→ Problem requirements
Determine the number of lines in these entries that hold the word "source". Give the number and nothing more.

→ Input for this task
** begin **

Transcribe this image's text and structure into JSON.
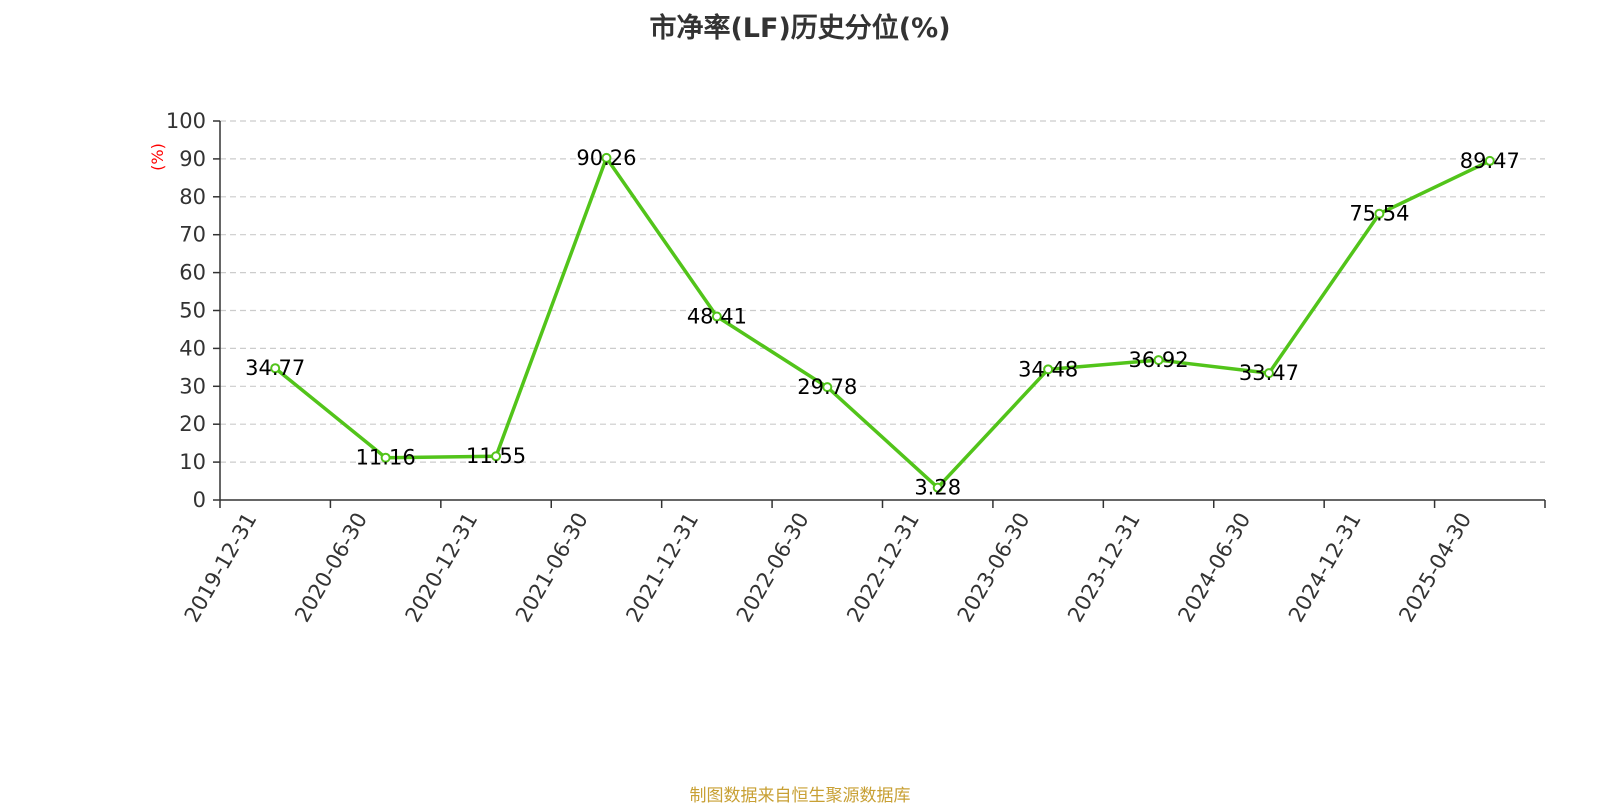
{
  "title": "市净率(LF)历史分位(%)",
  "source": "制图数据来自恒生聚源数据库",
  "colors": {
    "line": "#52c41a",
    "point_fill": "#ffffff",
    "axis": "#333333",
    "grid": "#cccccc",
    "tick_text": "#333333",
    "unit_text": "#ff0000",
    "label_text": "#000000",
    "title": "#333333",
    "source": "#c8a034"
  },
  "chart_data": {
    "type": "line",
    "title": "市净率(LF)历史分位(%)",
    "ylabel": "(%)",
    "xlabel": "",
    "ylim": [
      0,
      100
    ],
    "yticks": [
      0,
      10,
      20,
      30,
      40,
      50,
      60,
      70,
      80,
      90,
      100
    ],
    "grid": true,
    "categories": [
      "2019-12-31",
      "2020-06-30",
      "2020-12-31",
      "2021-06-30",
      "2021-12-31",
      "2022-06-30",
      "2022-12-31",
      "2023-06-30",
      "2023-12-31",
      "2024-06-30",
      "2024-12-31",
      "2025-04-30"
    ],
    "series": [
      {
        "values": [
          34.77,
          11.16,
          11.55,
          90.26,
          48.41,
          29.78,
          3.28,
          34.48,
          36.92,
          33.47,
          75.54,
          89.47
        ]
      }
    ]
  }
}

** end **

→ Solution to this exercise
2